» **What is needed**:
Your task is to repeat the entries exactly. Leave the pictures out.

▼

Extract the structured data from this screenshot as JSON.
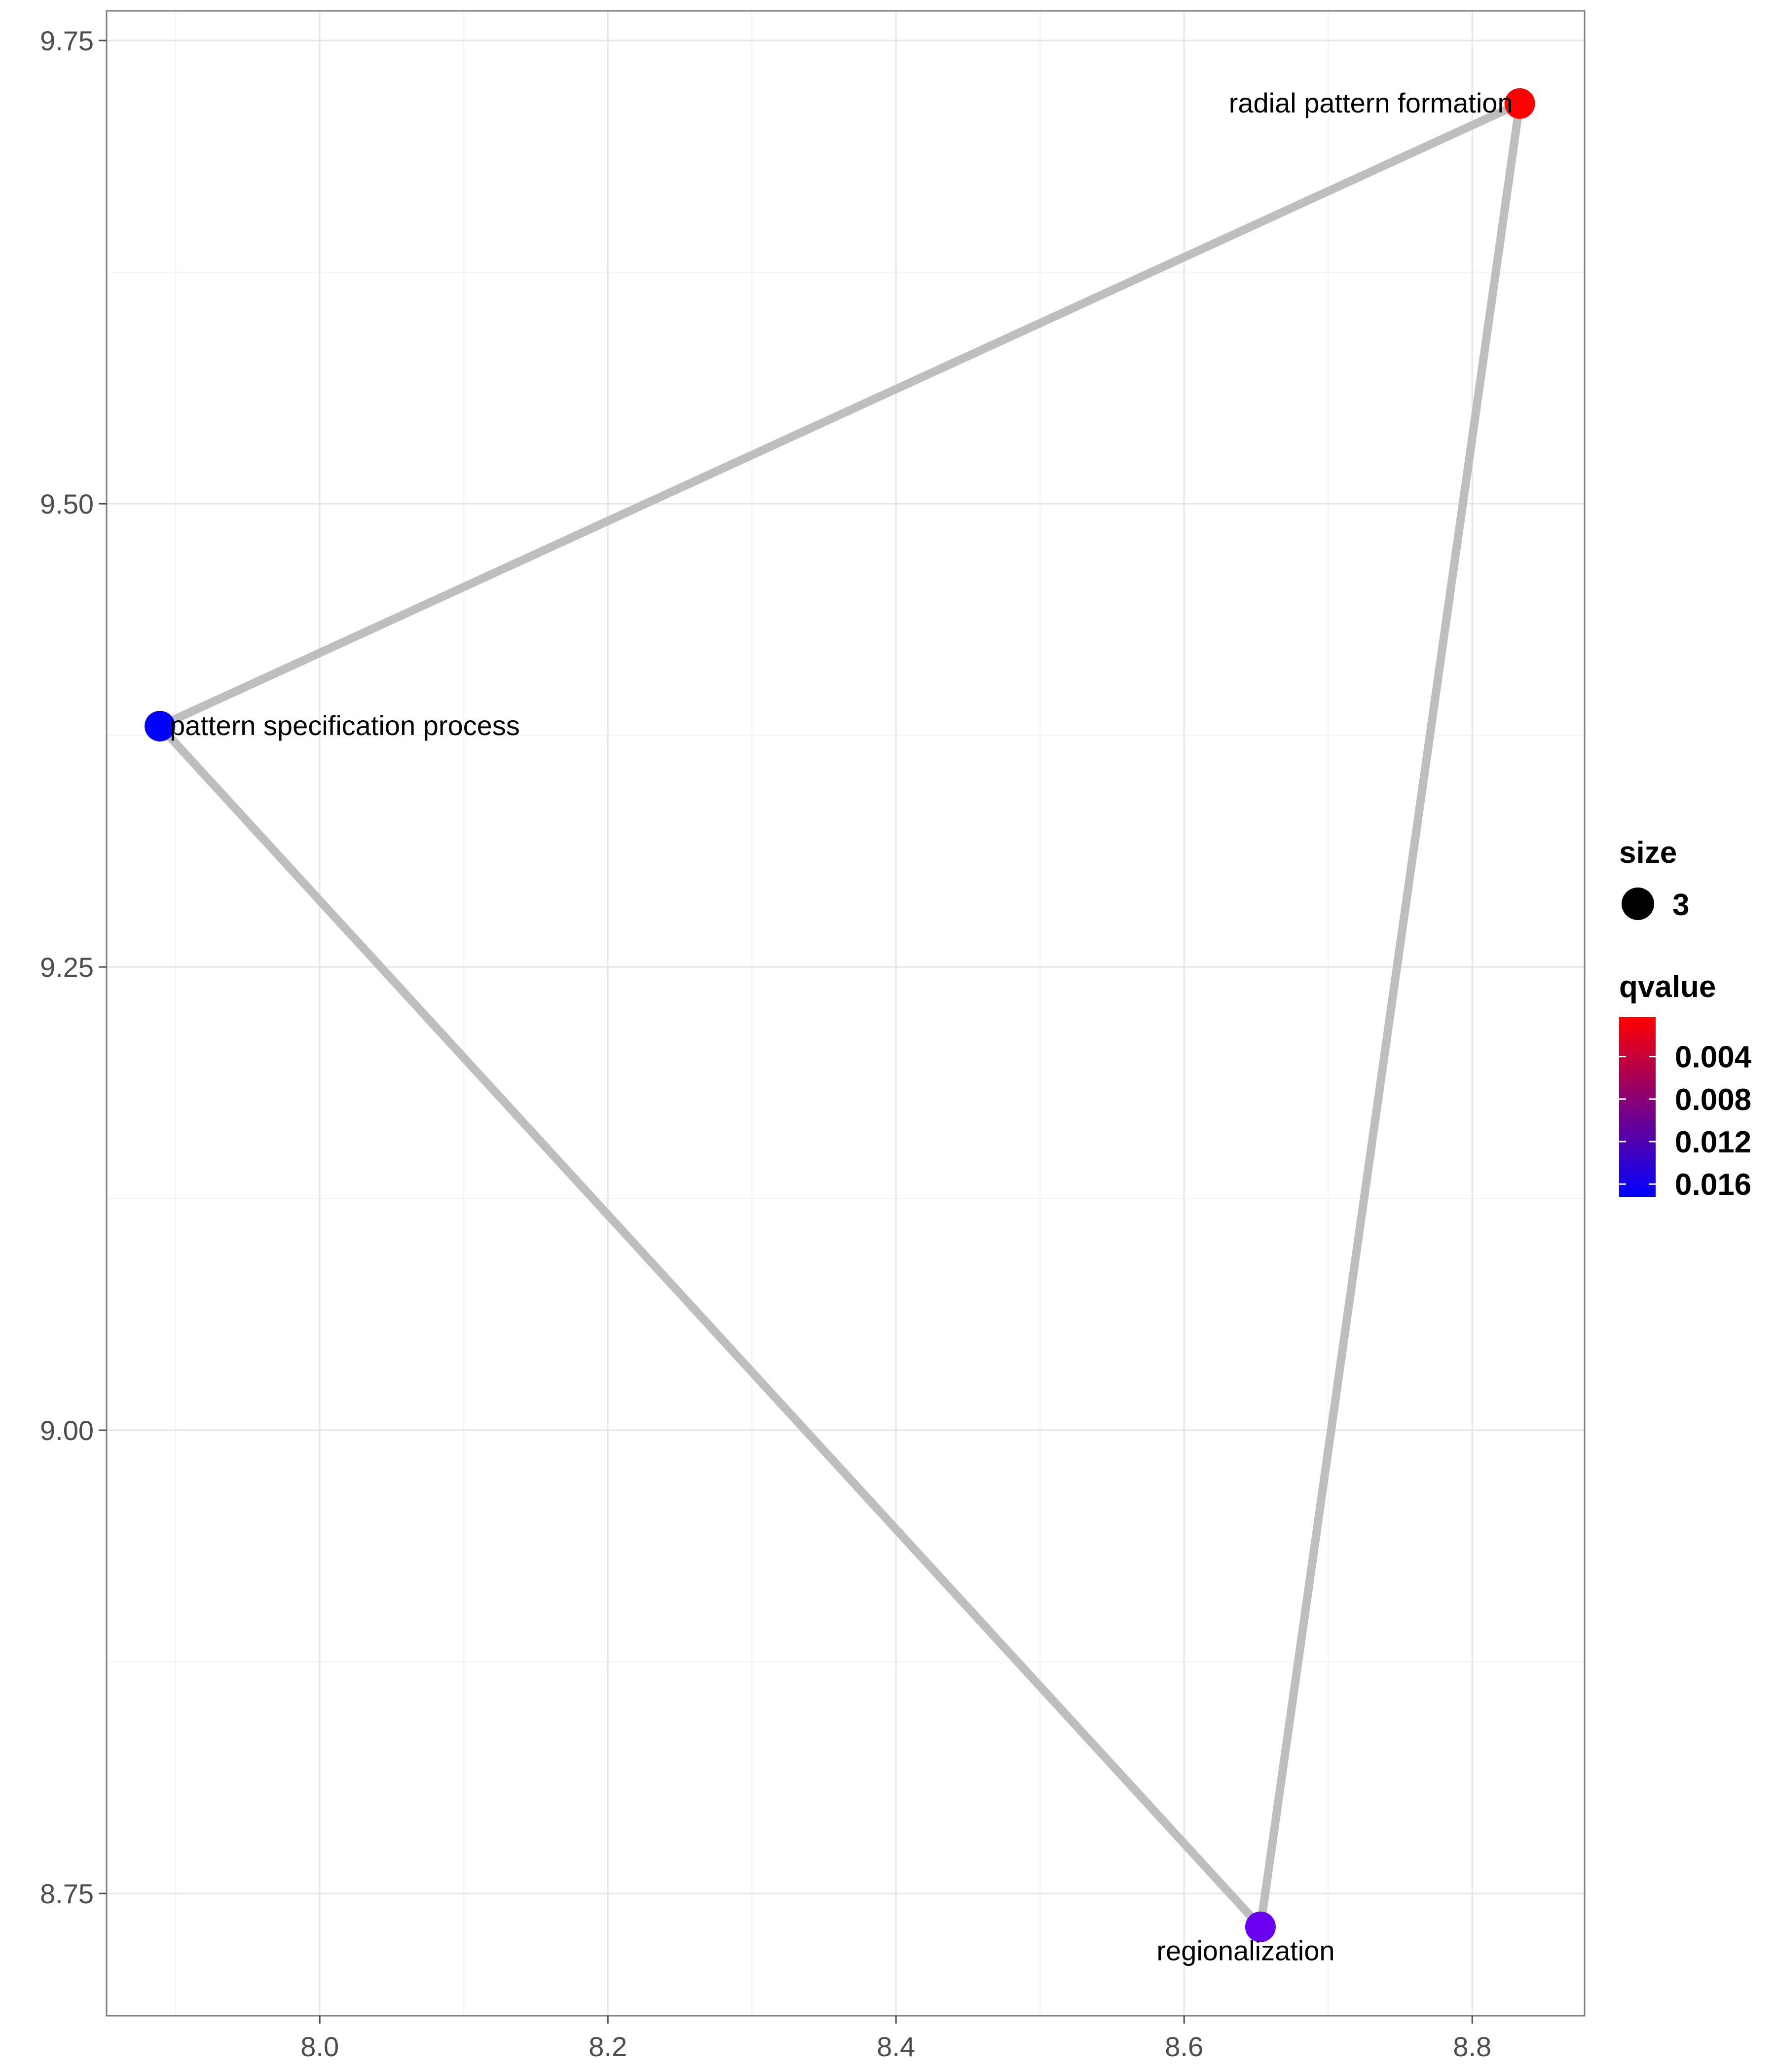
{
  "chart_data": {
    "type": "scatter",
    "title": "",
    "xlabel": "",
    "ylabel": "",
    "xlim": [
      7.852,
      8.878
    ],
    "ylim": [
      8.684,
      9.766
    ],
    "x_ticks": [
      8.0,
      8.2,
      8.4,
      8.6,
      8.8
    ],
    "x_tick_labels": [
      "8.0",
      "8.2",
      "8.4",
      "8.6",
      "8.8"
    ],
    "y_ticks": [
      8.75,
      9.0,
      9.25,
      9.5,
      9.75
    ],
    "y_tick_labels": [
      "8.75",
      "9.00",
      "9.25",
      "9.50",
      "9.75"
    ],
    "grid": true,
    "nodes": [
      {
        "label": "radial pattern formation",
        "x": 8.833,
        "y": 9.716,
        "qvalue": 0.001,
        "color": "#ff0000",
        "size": 3
      },
      {
        "label": "pattern specification process",
        "x": 7.889,
        "y": 9.38,
        "qvalue": 0.017,
        "color": "#0000ff",
        "size": 3
      },
      {
        "label": "regionalization",
        "x": 8.653,
        "y": 8.732,
        "qvalue": 0.015,
        "color": "#6a00f0",
        "size": 3
      }
    ],
    "edges": [
      [
        0,
        1
      ],
      [
        1,
        2
      ],
      [
        2,
        0
      ]
    ],
    "edge_color": "#bebebe",
    "legend": {
      "position": "right",
      "size_title": "size",
      "size_value": "3",
      "color_title": "qvalue",
      "color_low": "#ff0000",
      "color_high": "#0000ff",
      "color_range": [
        0.0003,
        0.0172
      ],
      "color_ticks": [
        0.004,
        0.008,
        0.012,
        0.016
      ],
      "color_tick_labels": [
        "0.004",
        "0.008",
        "0.012",
        "0.016"
      ]
    }
  }
}
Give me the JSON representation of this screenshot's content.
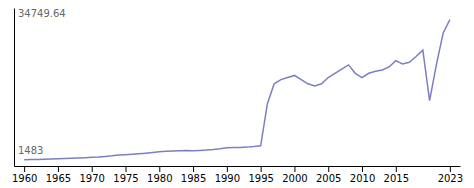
{
  "chart_data": {
    "type": "line",
    "x": [
      1960,
      1961,
      1962,
      1963,
      1964,
      1965,
      1966,
      1967,
      1968,
      1969,
      1970,
      1971,
      1972,
      1973,
      1974,
      1975,
      1976,
      1977,
      1978,
      1979,
      1980,
      1981,
      1982,
      1983,
      1984,
      1985,
      1986,
      1987,
      1988,
      1989,
      1990,
      1991,
      1992,
      1993,
      1994,
      1995,
      1996,
      1997,
      1998,
      1999,
      2000,
      2001,
      2002,
      2003,
      2004,
      2005,
      2006,
      2007,
      2008,
      2009,
      2010,
      2011,
      2012,
      2013,
      2014,
      2015,
      2016,
      2017,
      2018,
      2019,
      2020,
      2021,
      2022,
      2023
    ],
    "values": [
      1483,
      1520,
      1560,
      1590,
      1640,
      1700,
      1760,
      1820,
      1890,
      1970,
      2060,
      2150,
      2280,
      2420,
      2600,
      2680,
      2780,
      2900,
      3050,
      3200,
      3380,
      3500,
      3560,
      3600,
      3650,
      3610,
      3680,
      3780,
      3920,
      4100,
      4350,
      4380,
      4400,
      4480,
      4600,
      4800,
      14800,
      19500,
      20500,
      21000,
      21500,
      20500,
      19500,
      19000,
      19500,
      21000,
      22000,
      23000,
      24000,
      22000,
      21000,
      22000,
      22500,
      22800,
      23500,
      25000,
      24200,
      24600,
      26000,
      27500,
      15500,
      24000,
      31500,
      34749
    ],
    "color": "#7b7fc4",
    "xlim": [
      1958.5,
      2024.5
    ],
    "ylim": [
      0,
      37500
    ],
    "xticks": [
      1960,
      1965,
      1970,
      1975,
      1980,
      1985,
      1990,
      1995,
      2000,
      2005,
      2010,
      2015,
      2023
    ],
    "annotations": [
      "34749.64",
      "1483"
    ],
    "grid": false,
    "tick_labels": "x"
  }
}
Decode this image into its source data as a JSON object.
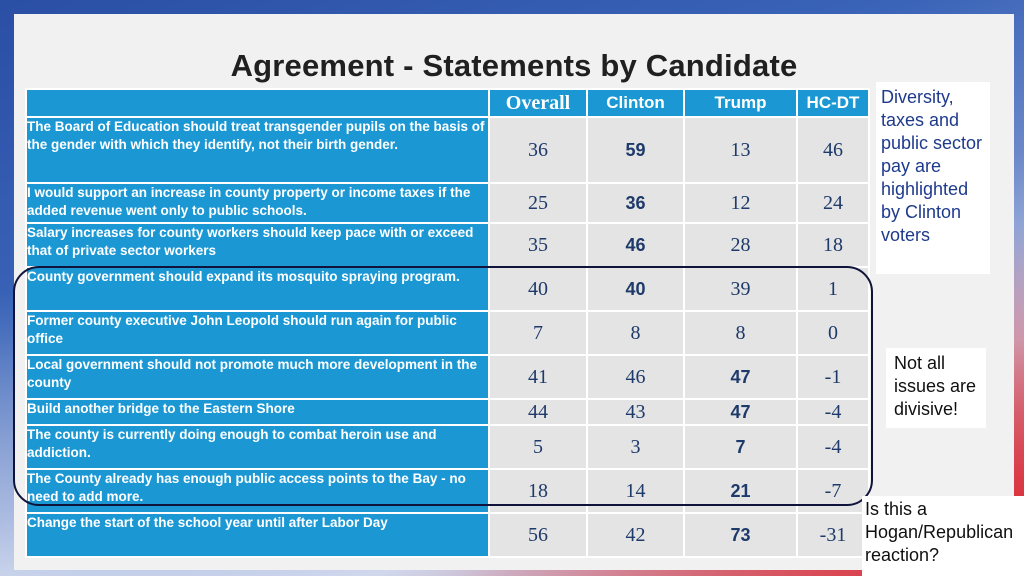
{
  "title": "Agreement - Statements by Candidate",
  "headers": [
    "Overall",
    "Clinton",
    "Trump",
    "HC-DT"
  ],
  "rows": [
    {
      "statement": "The Board of Education should treat transgender pupils on the basis of the gender with which they identify, not their birth gender.",
      "values": [
        "36",
        "59",
        "13",
        "46"
      ],
      "bold_index": 1,
      "height": 66
    },
    {
      "statement": "I would support an increase in county property or income taxes if the added revenue went only to public schools.",
      "values": [
        "25",
        "36",
        "12",
        "24"
      ],
      "bold_index": 1,
      "height": 40
    },
    {
      "statement": "Salary increases for county workers should keep pace with or exceed that of private sector workers",
      "values": [
        "35",
        "46",
        "28",
        "18"
      ],
      "bold_index": 1,
      "height": 44
    },
    {
      "statement": "County government should expand its mosquito spraying program.",
      "values": [
        "40",
        "40",
        "39",
        "1"
      ],
      "bold_index": 1,
      "height": 44
    },
    {
      "statement": "Former county executive John Leopold should run again for public office",
      "values": [
        "7",
        "8",
        "8",
        "0"
      ],
      "bold_index": -1,
      "height": 44
    },
    {
      "statement": "Local government should not promote much more development in the county",
      "values": [
        "41",
        "46",
        "47",
        "-1"
      ],
      "bold_index": 2,
      "height": 44
    },
    {
      "statement": "Build another bridge to the Eastern Shore",
      "values": [
        "44",
        "43",
        "47",
        "-4"
      ],
      "bold_index": 2,
      "height": 26
    },
    {
      "statement": "The county is currently doing enough to combat heroin use and addiction.",
      "values": [
        "5",
        "3",
        "7",
        "-4"
      ],
      "bold_index": 2,
      "height": 44
    },
    {
      "statement": "The County already has enough public access points to the Bay - no need to add more.",
      "values": [
        "18",
        "14",
        "21",
        "-7"
      ],
      "bold_index": 2,
      "height": 44
    },
    {
      "statement": "Change the start of the school year until after Labor Day",
      "values": [
        "56",
        "42",
        "73",
        "-31"
      ],
      "bold_index": 2,
      "height": 44
    }
  ],
  "notes": {
    "diversity": "Diversity, taxes and public sector pay are highlighted by Clinton voters",
    "not_divisive": "Not all issues are divisive!",
    "hogan": "Is this a Hogan/Republican reaction?"
  }
}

▲

» **Task response**:
Extract the structured data from this screenshot as JSON.
{
  "chart_data": {
    "type": "scatter",
    "title": "",
    "xlabel": "",
    "ylabel": "",
    "xlim": [
      7.852,
      8.878
    ],
    "ylim": [
      8.684,
      9.766
    ],
    "x_ticks": [
      8.0,
      8.2,
      8.4,
      8.6,
      8.8
    ],
    "x_tick_labels": [
      "8.0",
      "8.2",
      "8.4",
      "8.6",
      "8.8"
    ],
    "y_ticks": [
      8.75,
      9.0,
      9.25,
      9.5,
      9.75
    ],
    "y_tick_labels": [
      "8.75",
      "9.00",
      "9.25",
      "9.50",
      "9.75"
    ],
    "grid": true,
    "nodes": [
      {
        "label": "radial pattern formation",
        "x": 8.833,
        "y": 9.716,
        "qvalue": 0.001,
        "color": "#ff0000",
        "size": 3
      },
      {
        "label": "pattern specification process",
        "x": 7.889,
        "y": 9.38,
        "qvalue": 0.017,
        "color": "#0000ff",
        "size": 3
      },
      {
        "label": "regionalization",
        "x": 8.653,
        "y": 8.732,
        "qvalue": 0.015,
        "color": "#6a00f0",
        "size": 3
      }
    ],
    "edges": [
      [
        0,
        1
      ],
      [
        1,
        2
      ],
      [
        2,
        0
      ]
    ],
    "edge_color": "#bebebe",
    "legend": {
      "position": "right",
      "size_title": "size",
      "size_value": "3",
      "color_title": "qvalue",
      "color_low": "#ff0000",
      "color_high": "#0000ff",
      "color_range": [
        0.0003,
        0.0172
      ],
      "color_ticks": [
        0.004,
        0.008,
        0.012,
        0.016
      ],
      "color_tick_labels": [
        "0.004",
        "0.008",
        "0.012",
        "0.016"
      ]
    }
  }
}
Give me the JSON representation of this screenshot's content.
{
  "chart_data": {
    "type": "line",
    "x": [
      1960,
      1961,
      1962,
      1963,
      1964,
      1965,
      1966,
      1967,
      1968,
      1969,
      1970,
      1971,
      1972,
      1973,
      1974,
      1975,
      1976,
      1977,
      1978,
      1979,
      1980,
      1981,
      1982,
      1983,
      1984,
      1985,
      1986,
      1987,
      1988,
      1989,
      1990,
      1991,
      1992,
      1993,
      1994,
      1995,
      1996,
      1997,
      1998,
      1999,
      2000,
      2001,
      2002,
      2003,
      2004,
      2005,
      2006,
      2007,
      2008,
      2009,
      2010,
      2011,
      2012,
      2013,
      2014,
      2015,
      2016,
      2017,
      2018,
      2019,
      2020,
      2021,
      2022,
      2023
    ],
    "values": [
      1483,
      1520,
      1560,
      1590,
      1640,
      1700,
      1760,
      1820,
      1890,
      1970,
      2060,
      2150,
      2280,
      2420,
      2600,
      2680,
      2780,
      2900,
      3050,
      3200,
      3380,
      3500,
      3560,
      3600,
      3650,
      3610,
      3680,
      3780,
      3920,
      4100,
      4350,
      4380,
      4400,
      4480,
      4600,
      4800,
      14800,
      19500,
      20500,
      21000,
      21500,
      20500,
      19500,
      19000,
      19500,
      21000,
      22000,
      23000,
      24000,
      22000,
      21000,
      22000,
      22500,
      22800,
      23500,
      25000,
      24200,
      24600,
      26000,
      27500,
      15500,
      24000,
      31500,
      34749
    ],
    "color": "#7b7fc4",
    "xlim": [
      1958.5,
      2024.5
    ],
    "ylim": [
      0,
      37500
    ],
    "xticks": [
      1960,
      1965,
      1970,
      1975,
      1980,
      1985,
      1990,
      1995,
      2000,
      2005,
      2010,
      2015,
      2023
    ],
    "annotations": [
      "34749.64",
      "1483"
    ],
    "grid": false,
    "tick_labels": "x"
  }
}
Decode this image into its source data as a JSON object.
{
  "title": "Agreement - Statements by Candidate",
  "headers": [
    "Overall",
    "Clinton",
    "Trump",
    "HC-DT"
  ],
  "rows": [
    {
      "statement": "The Board of Education should treat transgender pupils on the basis of the gender with which they identify, not their birth gender.",
      "values": [
        "36",
        "59",
        "13",
        "46"
      ],
      "bold_index": 1,
      "height": 66
    },
    {
      "statement": "I would support an increase in county property or income taxes if the added revenue went only to public schools.",
      "values": [
        "25",
        "36",
        "12",
        "24"
      ],
      "bold_index": 1,
      "height": 40
    },
    {
      "statement": "Salary increases for county workers should keep pace with or exceed that of private sector workers",
      "values": [
        "35",
        "46",
        "28",
        "18"
      ],
      "bold_index": 1,
      "height": 44
    },
    {
      "statement": "County government should expand its mosquito spraying program.",
      "values": [
        "40",
        "40",
        "39",
        "1"
      ],
      "bold_index": 1,
      "height": 44
    },
    {
      "statement": "Former county executive John Leopold should run again for public office",
      "values": [
        "7",
        "8",
        "8",
        "0"
      ],
      "bold_index": -1,
      "height": 44
    },
    {
      "statement": "Local government should not promote much more development in the county",
      "values": [
        "41",
        "46",
        "47",
        "-1"
      ],
      "bold_index": 2,
      "height": 44
    },
    {
      "statement": "Build another bridge to the Eastern Shore",
      "values": [
        "44",
        "43",
        "47",
        "-4"
      ],
      "bold_index": 2,
      "height": 26
    },
    {
      "statement": "The county is currently doing enough to combat heroin use and addiction.",
      "values": [
        "5",
        "3",
        "7",
        "-4"
      ],
      "bold_index": 2,
      "height": 44
    },
    {
      "statement": "The County already has enough public access points to the Bay - no need to add more.",
      "values": [
        "18",
        "14",
        "21",
        "-7"
      ],
      "bold_index": 2,
      "height": 44
    },
    {
      "statement": "Change the start of the school year until after Labor Day",
      "values": [
        "56",
        "42",
        "73",
        "-31"
      ],
      "bold_index": 2,
      "height": 44
    }
  ],
  "notes": {
    "diversity": "Diversity, taxes and public sector pay are highlighted by Clinton voters",
    "not_divisive": "Not all issues are divisive!",
    "hogan": "Is this a Hogan/Republican reaction?"
  }
}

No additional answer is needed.